>>>

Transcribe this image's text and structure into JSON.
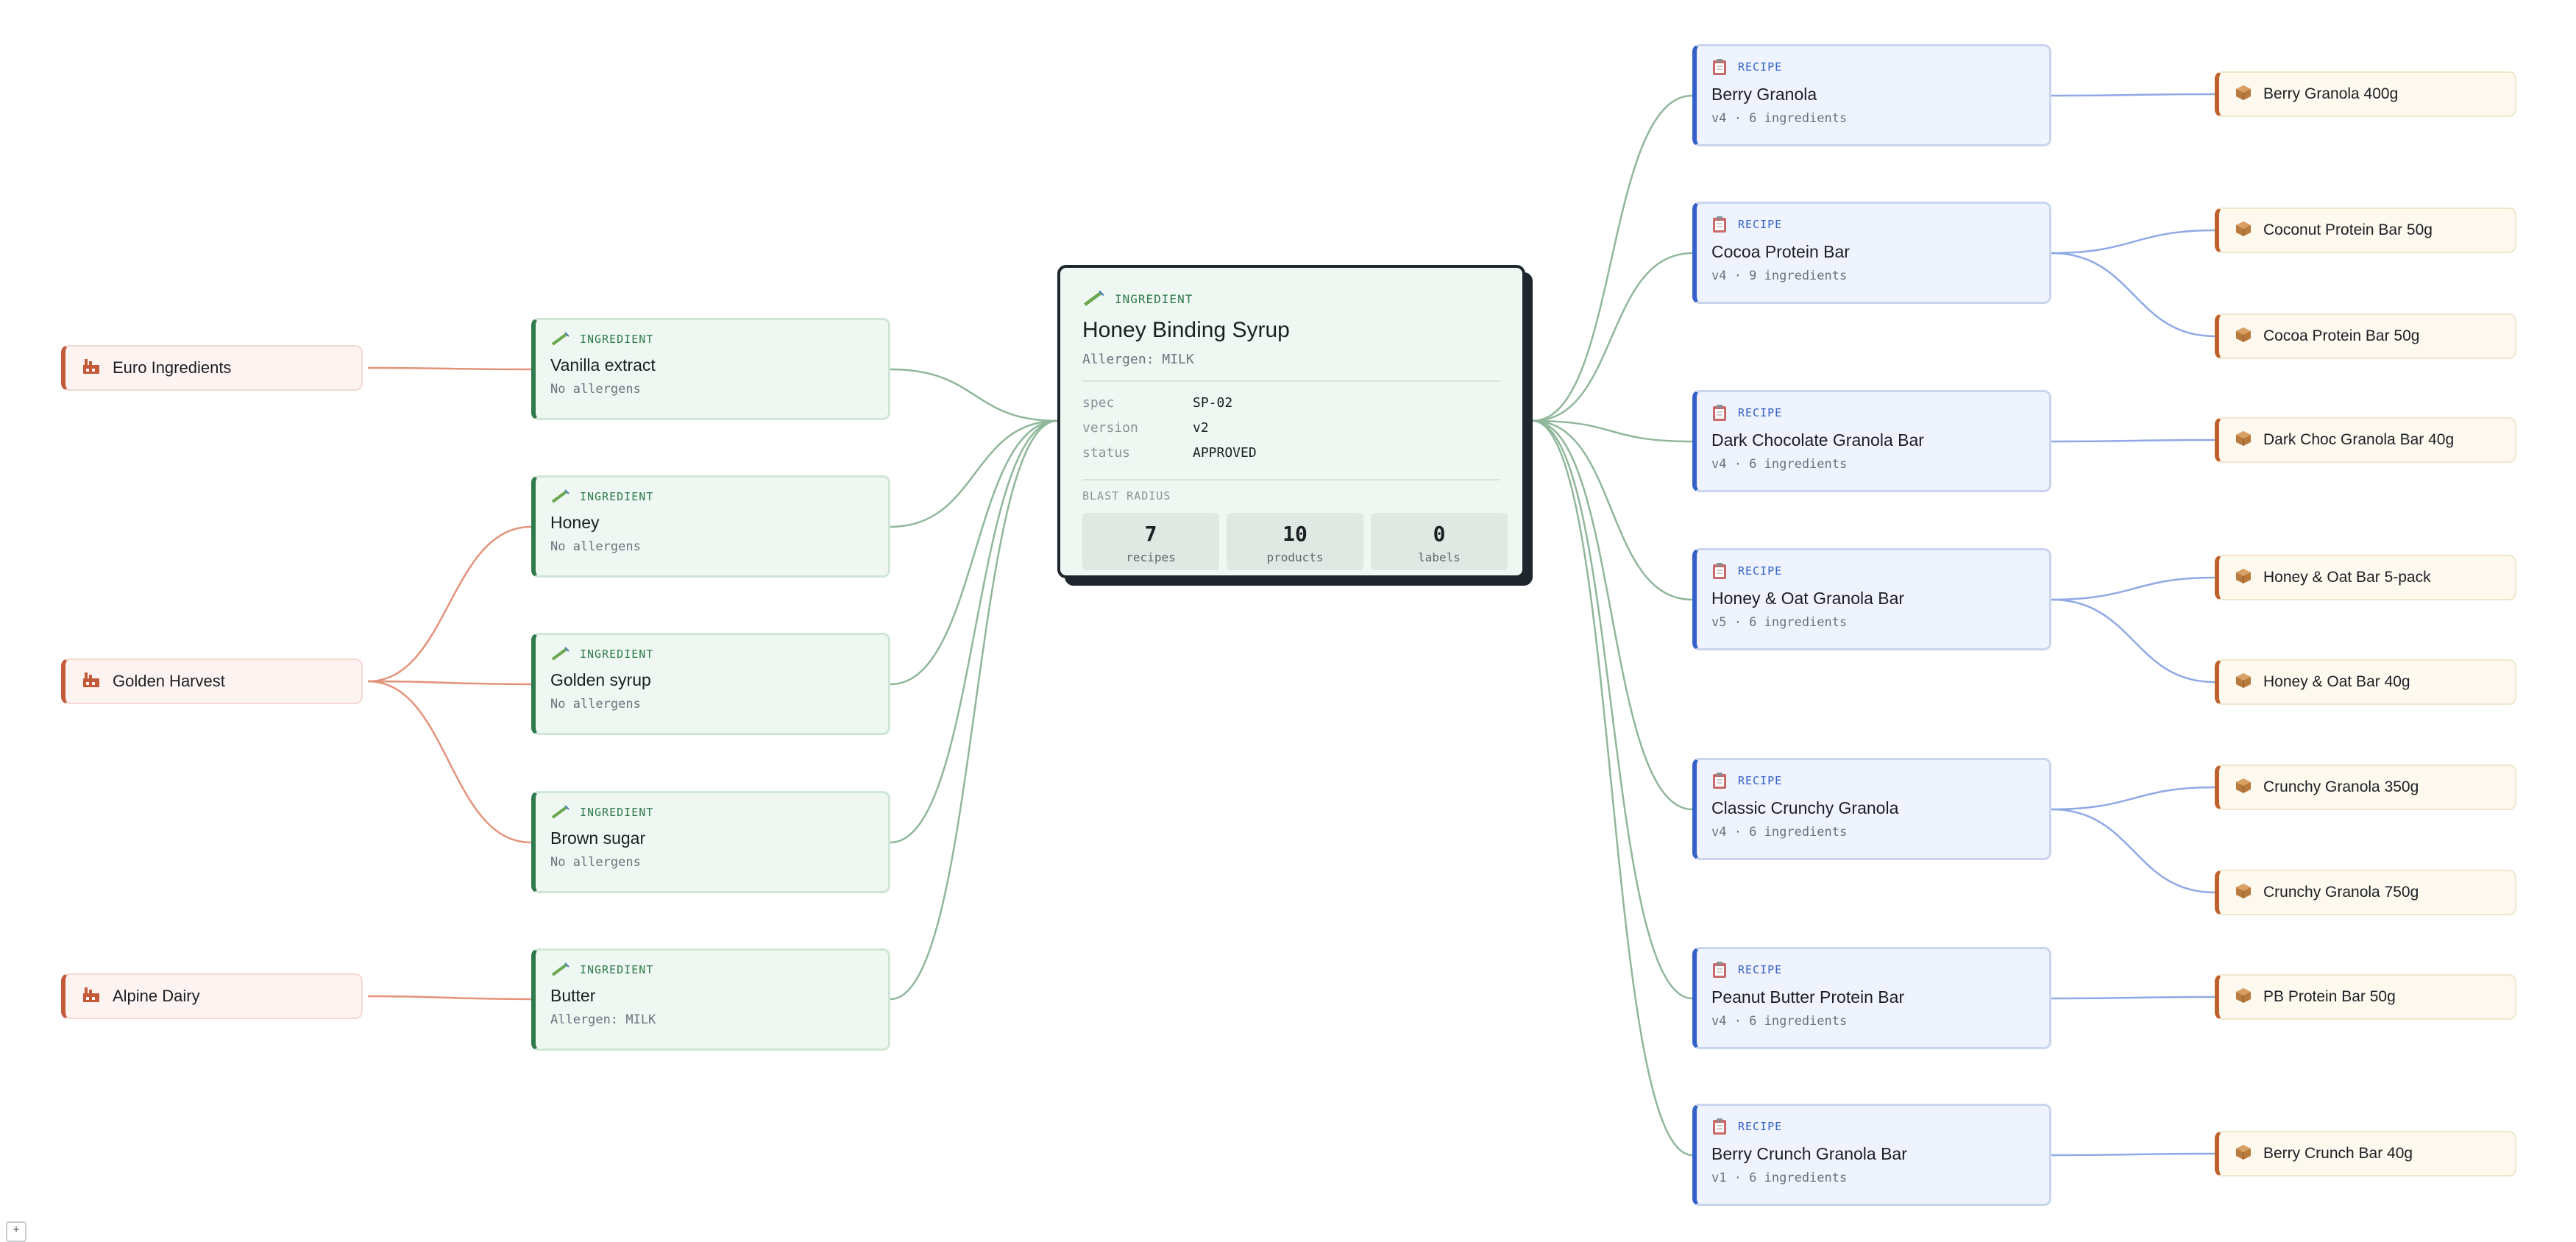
{
  "colors": {
    "supplier_accent": "#c35a3a",
    "ingredient_accent": "#2e7a4c",
    "recipe_accent": "#3461c9",
    "product_accent": "#c0602a",
    "edge_supplier": "#e3937a",
    "edge_ingredient": "#8fb79a",
    "edge_recipe": "#8ea9e6"
  },
  "icons": {
    "supplier": "factory-icon",
    "ingredient": "syringe-icon",
    "recipe": "clipboard-icon",
    "product": "package-icon"
  },
  "focus": {
    "type_label": "INGREDIENT",
    "name": "Honey Binding Syrup",
    "allergen": "Allergen: MILK",
    "spec_key": "spec",
    "spec_val": "SP-02",
    "version_key": "version",
    "version_val": "v2",
    "status_key": "status",
    "status_val": "APPROVED",
    "blast_label": "BLAST RADIUS",
    "stats": [
      {
        "num": "7",
        "label": "recipes"
      },
      {
        "num": "10",
        "label": "products"
      },
      {
        "num": "0",
        "label": "labels"
      }
    ]
  },
  "suppliers": [
    {
      "name": "Euro Ingredients"
    },
    {
      "name": "Golden Harvest"
    },
    {
      "name": "Alpine Dairy"
    }
  ],
  "ingredients": [
    {
      "type_label": "INGREDIENT",
      "name": "Vanilla extract",
      "allergen": "No allergens"
    },
    {
      "type_label": "INGREDIENT",
      "name": "Honey",
      "allergen": "No allergens"
    },
    {
      "type_label": "INGREDIENT",
      "name": "Golden syrup",
      "allergen": "No allergens"
    },
    {
      "type_label": "INGREDIENT",
      "name": "Brown sugar",
      "allergen": "No allergens"
    },
    {
      "type_label": "INGREDIENT",
      "name": "Butter",
      "allergen": "Allergen: MILK"
    }
  ],
  "recipes": [
    {
      "type_label": "RECIPE",
      "name": "Berry Granola",
      "meta": "v4 · 6 ingredients"
    },
    {
      "type_label": "RECIPE",
      "name": "Cocoa Protein Bar",
      "meta": "v4 · 9 ingredients"
    },
    {
      "type_label": "RECIPE",
      "name": "Dark Chocolate Granola Bar",
      "meta": "v4 · 6 ingredients"
    },
    {
      "type_label": "RECIPE",
      "name": "Honey & Oat Granola Bar",
      "meta": "v5 · 6 ingredients"
    },
    {
      "type_label": "RECIPE",
      "name": "Classic Crunchy Granola",
      "meta": "v4 · 6 ingredients"
    },
    {
      "type_label": "RECIPE",
      "name": "Peanut Butter Protein Bar",
      "meta": "v4 · 6 ingredients"
    },
    {
      "type_label": "RECIPE",
      "name": "Berry Crunch Granola Bar",
      "meta": "v1 · 6 ingredients"
    }
  ],
  "products": [
    {
      "name": "Berry Granola 400g"
    },
    {
      "name": "Coconut Protein Bar 50g"
    },
    {
      "name": "Cocoa Protein Bar 50g"
    },
    {
      "name": "Dark Choc Granola Bar 40g"
    },
    {
      "name": "Honey & Oat Bar 5-pack"
    },
    {
      "name": "Honey & Oat Bar 40g"
    },
    {
      "name": "Crunchy Granola 350g"
    },
    {
      "name": "Crunchy Granola 750g"
    },
    {
      "name": "PB Protein Bar 50g"
    },
    {
      "name": "Berry Crunch Bar 40g"
    }
  ],
  "controls": {
    "corner_button": "+"
  }
}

<<<

== WHAT YOU SHOULD DO ==
With the pictures removed, set down every line of the listing above exactly.

== ANSWER SPACE ==
Transcribe this image's text and structure into JSON.
{
  "colors": {
    "supplier_accent": "#c35a3a",
    "ingredient_accent": "#2e7a4c",
    "recipe_accent": "#3461c9",
    "product_accent": "#c0602a",
    "edge_supplier": "#e3937a",
    "edge_ingredient": "#8fb79a",
    "edge_recipe": "#8ea9e6"
  },
  "icons": {
    "supplier": "factory-icon",
    "ingredient": "syringe-icon",
    "recipe": "clipboard-icon",
    "product": "package-icon"
  },
  "focus": {
    "type_label": "INGREDIENT",
    "name": "Honey Binding Syrup",
    "allergen": "Allergen: MILK",
    "spec_key": "spec",
    "spec_val": "SP-02",
    "version_key": "version",
    "version_val": "v2",
    "status_key": "status",
    "status_val": "APPROVED",
    "blast_label": "BLAST RADIUS",
    "stats": [
      {
        "num": "7",
        "label": "recipes"
      },
      {
        "num": "10",
        "label": "products"
      },
      {
        "num": "0",
        "label": "labels"
      }
    ]
  },
  "suppliers": [
    {
      "name": "Euro Ingredients"
    },
    {
      "name": "Golden Harvest"
    },
    {
      "name": "Alpine Dairy"
    }
  ],
  "ingredients": [
    {
      "type_label": "INGREDIENT",
      "name": "Vanilla extract",
      "allergen": "No allergens"
    },
    {
      "type_label": "INGREDIENT",
      "name": "Honey",
      "allergen": "No allergens"
    },
    {
      "type_label": "INGREDIENT",
      "name": "Golden syrup",
      "allergen": "No allergens"
    },
    {
      "type_label": "INGREDIENT",
      "name": "Brown sugar",
      "allergen": "No allergens"
    },
    {
      "type_label": "INGREDIENT",
      "name": "Butter",
      "allergen": "Allergen: MILK"
    }
  ],
  "recipes": [
    {
      "type_label": "RECIPE",
      "name": "Berry Granola",
      "meta": "v4 · 6 ingredients"
    },
    {
      "type_label": "RECIPE",
      "name": "Cocoa Protein Bar",
      "meta": "v4 · 9 ingredients"
    },
    {
      "type_label": "RECIPE",
      "name": "Dark Chocolate Granola Bar",
      "meta": "v4 · 6 ingredients"
    },
    {
      "type_label": "RECIPE",
      "name": "Honey & Oat Granola Bar",
      "meta": "v5 · 6 ingredients"
    },
    {
      "type_label": "RECIPE",
      "name": "Classic Crunchy Granola",
      "meta": "v4 · 6 ingredients"
    },
    {
      "type_label": "RECIPE",
      "name": "Peanut Butter Protein Bar",
      "meta": "v4 · 6 ingredients"
    },
    {
      "type_label": "RECIPE",
      "name": "Berry Crunch Granola Bar",
      "meta": "v1 · 6 ingredients"
    }
  ],
  "products": [
    {
      "name": "Berry Granola 400g"
    },
    {
      "name": "Coconut Protein Bar 50g"
    },
    {
      "name": "Cocoa Protein Bar 50g"
    },
    {
      "name": "Dark Choc Granola Bar 40g"
    },
    {
      "name": "Honey & Oat Bar 5-pack"
    },
    {
      "name": "Honey & Oat Bar 40g"
    },
    {
      "name": "Crunchy Granola 350g"
    },
    {
      "name": "Crunchy Granola 750g"
    },
    {
      "name": "PB Protein Bar 50g"
    },
    {
      "name": "Berry Crunch Bar 40g"
    }
  ],
  "controls": {
    "corner_button": "+"
  }
}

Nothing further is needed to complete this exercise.